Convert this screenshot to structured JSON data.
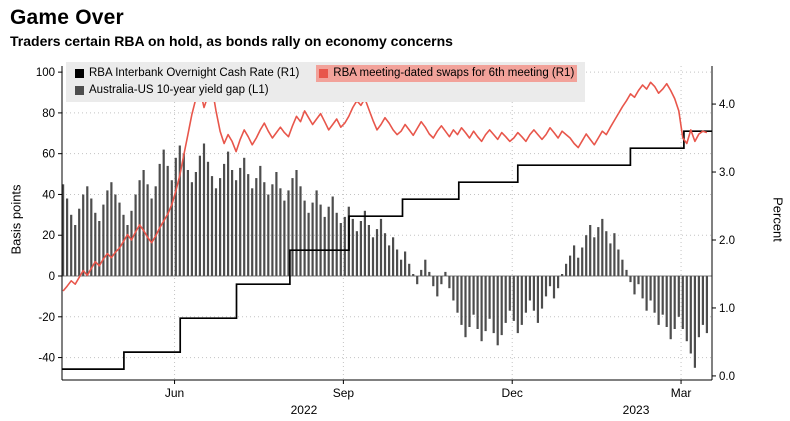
{
  "header": {
    "title": "Game Over",
    "subtitle": "Traders certain RBA on hold, as bonds rally on economy concerns"
  },
  "legend": {
    "items": [
      {
        "label": "RBA Interbank Overnight Cash Rate (R1)",
        "color": "#000000",
        "highlight": false
      },
      {
        "label": "RBA meeting-dated swaps for 6th meeting (R1)",
        "color": "#e8564b",
        "highlight": true
      },
      {
        "label": "Australia-US 10-year yield gap (L1)",
        "color": "#4d4d4d",
        "highlight": false
      }
    ]
  },
  "chart_data": {
    "type": "mixed",
    "title": "Game Over",
    "subtitle": "Traders certain RBA on hold, as bonds rally on economy concerns",
    "x_unit": "months since Apr 2022",
    "xlim": [
      0,
      11.55
    ],
    "ylim_left": [
      -51,
      103
    ],
    "ylim_right": [
      -0.06,
      4.56
    ],
    "left_axis_label": "Basis points",
    "right_axis_label": "Percent",
    "left_ticks": [
      100,
      80,
      60,
      40,
      20,
      0,
      -20,
      -40
    ],
    "right_ticks": [
      4.0,
      3.0,
      2.0,
      1.0,
      0.0
    ],
    "x_ticks": [
      {
        "pos": 2.0,
        "label": "Jun"
      },
      {
        "pos": 5.0,
        "label": "Sep"
      },
      {
        "pos": 8.0,
        "label": "Dec"
      },
      {
        "pos": 11.0,
        "label": "Mar"
      }
    ],
    "year_labels": [
      {
        "pos": 4.3,
        "label": "2022"
      },
      {
        "pos": 10.2,
        "label": "2023"
      }
    ],
    "grid": true,
    "legend_position": "top-left-inside",
    "series": [
      {
        "name": "RBA Interbank Overnight Cash Rate",
        "legend": "RBA Interbank Overnight Cash Rate (R1)",
        "axis": "right",
        "type": "step",
        "color": "#000000",
        "steps": [
          [
            0,
            0.1
          ],
          [
            1.1,
            0.35
          ],
          [
            2.1,
            0.85
          ],
          [
            3.1,
            1.35
          ],
          [
            4.05,
            1.85
          ],
          [
            5.1,
            2.35
          ],
          [
            6.05,
            2.6
          ],
          [
            7.05,
            2.85
          ],
          [
            8.1,
            3.1
          ],
          [
            10.1,
            3.35
          ],
          [
            11.05,
            3.6
          ]
        ]
      },
      {
        "name": "RBA meeting-dated swaps for 6th meeting",
        "legend": "RBA meeting-dated swaps for 6th meeting (R1)",
        "axis": "right",
        "type": "line",
        "color": "#e8564b",
        "x_start": 0.02,
        "x_step": 0.0715,
        "values": [
          1.25,
          1.32,
          1.4,
          1.35,
          1.45,
          1.55,
          1.48,
          1.58,
          1.68,
          1.62,
          1.72,
          1.8,
          1.74,
          1.82,
          1.88,
          1.98,
          2.08,
          2.0,
          2.12,
          2.22,
          2.14,
          2.04,
          1.96,
          2.06,
          2.18,
          2.28,
          2.38,
          2.52,
          2.72,
          2.95,
          3.25,
          3.55,
          3.85,
          4.08,
          4.22,
          3.95,
          4.12,
          4.25,
          3.9,
          3.6,
          3.42,
          3.55,
          3.45,
          3.3,
          3.48,
          3.62,
          3.52,
          3.4,
          3.5,
          3.62,
          3.72,
          3.6,
          3.5,
          3.58,
          3.66,
          3.58,
          3.52,
          3.68,
          3.82,
          3.74,
          3.9,
          3.8,
          3.7,
          3.78,
          3.86,
          3.74,
          3.62,
          3.7,
          3.78,
          3.66,
          3.72,
          3.82,
          3.95,
          4.05,
          3.98,
          4.08,
          3.92,
          3.76,
          3.62,
          3.7,
          3.8,
          3.72,
          3.62,
          3.55,
          3.6,
          3.7,
          3.62,
          3.54,
          3.64,
          3.74,
          3.66,
          3.56,
          3.5,
          3.6,
          3.68,
          3.6,
          3.52,
          3.62,
          3.55,
          3.65,
          3.58,
          3.5,
          3.6,
          3.52,
          3.45,
          3.55,
          3.62,
          3.55,
          3.48,
          3.58,
          3.52,
          3.45,
          3.5,
          3.58,
          3.52,
          3.45,
          3.55,
          3.62,
          3.55,
          3.48,
          3.55,
          3.65,
          3.58,
          3.5,
          3.6,
          3.55,
          3.5,
          3.42,
          3.36,
          3.46,
          3.56,
          3.48,
          3.4,
          3.5,
          3.6,
          3.55,
          3.66,
          3.76,
          3.86,
          3.96,
          4.05,
          4.15,
          4.1,
          4.2,
          4.28,
          4.22,
          4.32,
          4.26,
          4.16,
          4.22,
          4.3,
          4.2,
          4.08,
          3.9,
          3.5,
          3.42,
          3.62,
          3.45,
          3.56,
          3.6,
          3.58
        ]
      },
      {
        "name": "Australia-US 10-year yield gap",
        "legend": "Australia-US 10-year yield gap (L1)",
        "axis": "left",
        "type": "bar",
        "color": "#4d4d4d",
        "x_start": 0.02,
        "x_step": 0.0715,
        "values": [
          45,
          38,
          30,
          25,
          33,
          40,
          44,
          38,
          31,
          27,
          35,
          42,
          46,
          40,
          36,
          30,
          25,
          32,
          40,
          47,
          52,
          45,
          38,
          44,
          55,
          62,
          54,
          47,
          58,
          64,
          60,
          52,
          46,
          51,
          59,
          65,
          56,
          49,
          43,
          48,
          55,
          61,
          52,
          47,
          53,
          58,
          50,
          43,
          48,
          54,
          46,
          40,
          45,
          51,
          43,
          37,
          42,
          48,
          52,
          44,
          37,
          31,
          36,
          42,
          35,
          29,
          34,
          39,
          31,
          26,
          29,
          34,
          28,
          22,
          27,
          32,
          25,
          19,
          23,
          28,
          21,
          15,
          19,
          13,
          8,
          12,
          6,
          1,
          -4,
          3,
          8,
          2,
          -5,
          -10,
          -4,
          2,
          -6,
          -12,
          -18,
          -24,
          -30,
          -25,
          -19,
          -26,
          -32,
          -27,
          -21,
          -28,
          -34,
          -29,
          -23,
          -17,
          -22,
          -28,
          -24,
          -18,
          -12,
          -17,
          -23,
          -16,
          -10,
          -5,
          -11,
          -6,
          1,
          6,
          10,
          15,
          9,
          14,
          20,
          25,
          19,
          24,
          28,
          22,
          16,
          21,
          13,
          8,
          3,
          -3,
          -9,
          -4,
          -11,
          -17,
          -12,
          -18,
          -24,
          -19,
          -25,
          -31,
          -26,
          -20,
          -26,
          -32,
          -38,
          -45,
          -30,
          -24,
          -28
        ]
      }
    ]
  }
}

********************

◆ **Problem statement**
Print all entries exactly. The images do not belong in the copy.

◆ **Solved exercise**
Convert this screenshot to structured JSON data.
{
  "header": {
    "title": "Game Over",
    "subtitle": "Traders certain RBA on hold, as bonds rally on economy concerns"
  },
  "legend": {
    "items": [
      {
        "label": "RBA Interbank Overnight Cash Rate (R1)",
        "color": "#000000",
        "highlight": false
      },
      {
        "label": "RBA meeting-dated swaps for 6th meeting (R1)",
        "color": "#e8564b",
        "highlight": true
      },
      {
        "label": "Australia-US 10-year yield gap (L1)",
        "color": "#4d4d4d",
        "highlight": false
      }
    ]
  },
  "chart_data": {
    "type": "mixed",
    "title": "Game Over",
    "subtitle": "Traders certain RBA on hold, as bonds rally on economy concerns",
    "x_unit": "months since Apr 2022",
    "xlim": [
      0,
      11.55
    ],
    "ylim_left": [
      -51,
      103
    ],
    "ylim_right": [
      -0.06,
      4.56
    ],
    "left_axis_label": "Basis points",
    "right_axis_label": "Percent",
    "left_ticks": [
      100,
      80,
      60,
      40,
      20,
      0,
      -20,
      -40
    ],
    "right_ticks": [
      4.0,
      3.0,
      2.0,
      1.0,
      0.0
    ],
    "x_ticks": [
      {
        "pos": 2.0,
        "label": "Jun"
      },
      {
        "pos": 5.0,
        "label": "Sep"
      },
      {
        "pos": 8.0,
        "label": "Dec"
      },
      {
        "pos": 11.0,
        "label": "Mar"
      }
    ],
    "year_labels": [
      {
        "pos": 4.3,
        "label": "2022"
      },
      {
        "pos": 10.2,
        "label": "2023"
      }
    ],
    "grid": true,
    "legend_position": "top-left-inside",
    "series": [
      {
        "name": "RBA Interbank Overnight Cash Rate",
        "legend": "RBA Interbank Overnight Cash Rate (R1)",
        "axis": "right",
        "type": "step",
        "color": "#000000",
        "steps": [
          [
            0,
            0.1
          ],
          [
            1.1,
            0.35
          ],
          [
            2.1,
            0.85
          ],
          [
            3.1,
            1.35
          ],
          [
            4.05,
            1.85
          ],
          [
            5.1,
            2.35
          ],
          [
            6.05,
            2.6
          ],
          [
            7.05,
            2.85
          ],
          [
            8.1,
            3.1
          ],
          [
            10.1,
            3.35
          ],
          [
            11.05,
            3.6
          ]
        ]
      },
      {
        "name": "RBA meeting-dated swaps for 6th meeting",
        "legend": "RBA meeting-dated swaps for 6th meeting (R1)",
        "axis": "right",
        "type": "line",
        "color": "#e8564b",
        "x_start": 0.02,
        "x_step": 0.0715,
        "values": [
          1.25,
          1.32,
          1.4,
          1.35,
          1.45,
          1.55,
          1.48,
          1.58,
          1.68,
          1.62,
          1.72,
          1.8,
          1.74,
          1.82,
          1.88,
          1.98,
          2.08,
          2.0,
          2.12,
          2.22,
          2.14,
          2.04,
          1.96,
          2.06,
          2.18,
          2.28,
          2.38,
          2.52,
          2.72,
          2.95,
          3.25,
          3.55,
          3.85,
          4.08,
          4.22,
          3.95,
          4.12,
          4.25,
          3.9,
          3.6,
          3.42,
          3.55,
          3.45,
          3.3,
          3.48,
          3.62,
          3.52,
          3.4,
          3.5,
          3.62,
          3.72,
          3.6,
          3.5,
          3.58,
          3.66,
          3.58,
          3.52,
          3.68,
          3.82,
          3.74,
          3.9,
          3.8,
          3.7,
          3.78,
          3.86,
          3.74,
          3.62,
          3.7,
          3.78,
          3.66,
          3.72,
          3.82,
          3.95,
          4.05,
          3.98,
          4.08,
          3.92,
          3.76,
          3.62,
          3.7,
          3.8,
          3.72,
          3.62,
          3.55,
          3.6,
          3.7,
          3.62,
          3.54,
          3.64,
          3.74,
          3.66,
          3.56,
          3.5,
          3.6,
          3.68,
          3.6,
          3.52,
          3.62,
          3.55,
          3.65,
          3.58,
          3.5,
          3.6,
          3.52,
          3.45,
          3.55,
          3.62,
          3.55,
          3.48,
          3.58,
          3.52,
          3.45,
          3.5,
          3.58,
          3.52,
          3.45,
          3.55,
          3.62,
          3.55,
          3.48,
          3.55,
          3.65,
          3.58,
          3.5,
          3.6,
          3.55,
          3.5,
          3.42,
          3.36,
          3.46,
          3.56,
          3.48,
          3.4,
          3.5,
          3.6,
          3.55,
          3.66,
          3.76,
          3.86,
          3.96,
          4.05,
          4.15,
          4.1,
          4.2,
          4.28,
          4.22,
          4.32,
          4.26,
          4.16,
          4.22,
          4.3,
          4.2,
          4.08,
          3.9,
          3.5,
          3.42,
          3.62,
          3.45,
          3.56,
          3.6,
          3.58
        ]
      },
      {
        "name": "Australia-US 10-year yield gap",
        "legend": "Australia-US 10-year yield gap (L1)",
        "axis": "left",
        "type": "bar",
        "color": "#4d4d4d",
        "x_start": 0.02,
        "x_step": 0.0715,
        "values": [
          45,
          38,
          30,
          25,
          33,
          40,
          44,
          38,
          31,
          27,
          35,
          42,
          46,
          40,
          36,
          30,
          25,
          32,
          40,
          47,
          52,
          45,
          38,
          44,
          55,
          62,
          54,
          47,
          58,
          64,
          60,
          52,
          46,
          51,
          59,
          65,
          56,
          49,
          43,
          48,
          55,
          61,
          52,
          47,
          53,
          58,
          50,
          43,
          48,
          54,
          46,
          40,
          45,
          51,
          43,
          37,
          42,
          48,
          52,
          44,
          37,
          31,
          36,
          42,
          35,
          29,
          34,
          39,
          31,
          26,
          29,
          34,
          28,
          22,
          27,
          32,
          25,
          19,
          23,
          28,
          21,
          15,
          19,
          13,
          8,
          12,
          6,
          1,
          -4,
          3,
          8,
          2,
          -5,
          -10,
          -4,
          2,
          -6,
          -12,
          -18,
          -24,
          -30,
          -25,
          -19,
          -26,
          -32,
          -27,
          -21,
          -28,
          -34,
          -29,
          -23,
          -17,
          -22,
          -28,
          -24,
          -18,
          -12,
          -17,
          -23,
          -16,
          -10,
          -5,
          -11,
          -6,
          1,
          6,
          10,
          15,
          9,
          14,
          20,
          25,
          19,
          24,
          28,
          22,
          16,
          21,
          13,
          8,
          3,
          -3,
          -9,
          -4,
          -11,
          -17,
          -12,
          -18,
          -24,
          -19,
          -25,
          -31,
          -26,
          -20,
          -26,
          -32,
          -38,
          -45,
          -30,
          -24,
          -28
        ]
      }
    ]
  }
}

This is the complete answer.